Copy each line that has the string "depèn" somewhere in it.

---- Excerpted records

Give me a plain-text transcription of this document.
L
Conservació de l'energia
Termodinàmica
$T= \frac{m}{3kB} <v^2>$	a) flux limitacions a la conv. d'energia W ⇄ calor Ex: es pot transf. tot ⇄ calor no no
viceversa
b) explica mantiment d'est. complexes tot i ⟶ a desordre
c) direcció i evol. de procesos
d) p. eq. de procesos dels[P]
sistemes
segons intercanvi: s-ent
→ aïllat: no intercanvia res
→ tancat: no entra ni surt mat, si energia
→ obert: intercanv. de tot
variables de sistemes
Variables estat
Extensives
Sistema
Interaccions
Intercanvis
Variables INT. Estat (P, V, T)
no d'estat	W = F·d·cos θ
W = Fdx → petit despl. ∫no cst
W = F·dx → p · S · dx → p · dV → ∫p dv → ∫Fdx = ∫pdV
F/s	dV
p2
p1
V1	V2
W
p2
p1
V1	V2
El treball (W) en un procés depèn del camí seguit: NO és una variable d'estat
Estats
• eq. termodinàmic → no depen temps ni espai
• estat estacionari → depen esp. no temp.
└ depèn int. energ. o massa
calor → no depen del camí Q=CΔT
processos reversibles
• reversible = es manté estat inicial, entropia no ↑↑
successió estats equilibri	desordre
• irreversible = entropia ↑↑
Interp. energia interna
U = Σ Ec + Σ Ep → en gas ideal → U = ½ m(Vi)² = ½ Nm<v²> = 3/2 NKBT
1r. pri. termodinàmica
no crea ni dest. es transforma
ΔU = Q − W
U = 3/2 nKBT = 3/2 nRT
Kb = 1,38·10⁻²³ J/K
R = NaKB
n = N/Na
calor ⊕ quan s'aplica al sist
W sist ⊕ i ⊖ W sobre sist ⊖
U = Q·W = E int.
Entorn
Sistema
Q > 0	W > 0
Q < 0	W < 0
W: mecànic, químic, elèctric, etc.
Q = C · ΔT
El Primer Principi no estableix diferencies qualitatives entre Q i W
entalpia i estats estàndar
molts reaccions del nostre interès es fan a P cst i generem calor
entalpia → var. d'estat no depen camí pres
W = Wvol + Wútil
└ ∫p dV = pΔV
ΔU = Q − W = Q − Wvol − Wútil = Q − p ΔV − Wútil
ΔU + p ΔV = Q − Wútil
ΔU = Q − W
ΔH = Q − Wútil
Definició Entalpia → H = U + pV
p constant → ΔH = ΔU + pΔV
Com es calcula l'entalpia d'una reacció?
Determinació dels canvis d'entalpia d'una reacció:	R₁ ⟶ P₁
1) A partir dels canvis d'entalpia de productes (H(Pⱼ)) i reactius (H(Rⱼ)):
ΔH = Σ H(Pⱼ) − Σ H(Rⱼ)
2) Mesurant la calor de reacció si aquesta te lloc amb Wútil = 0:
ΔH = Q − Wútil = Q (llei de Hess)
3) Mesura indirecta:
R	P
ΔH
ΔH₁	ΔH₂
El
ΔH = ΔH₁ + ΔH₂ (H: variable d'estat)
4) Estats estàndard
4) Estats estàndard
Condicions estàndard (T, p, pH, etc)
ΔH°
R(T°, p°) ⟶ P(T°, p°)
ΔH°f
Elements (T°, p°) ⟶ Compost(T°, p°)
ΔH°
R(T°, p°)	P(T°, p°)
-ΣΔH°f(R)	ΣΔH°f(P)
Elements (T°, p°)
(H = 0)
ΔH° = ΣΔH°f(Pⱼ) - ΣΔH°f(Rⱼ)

--------

Answer below
El treball (W) en un procés depèn del camí seguit: NO és una variable d'estat
└ depèn int. energ. o massa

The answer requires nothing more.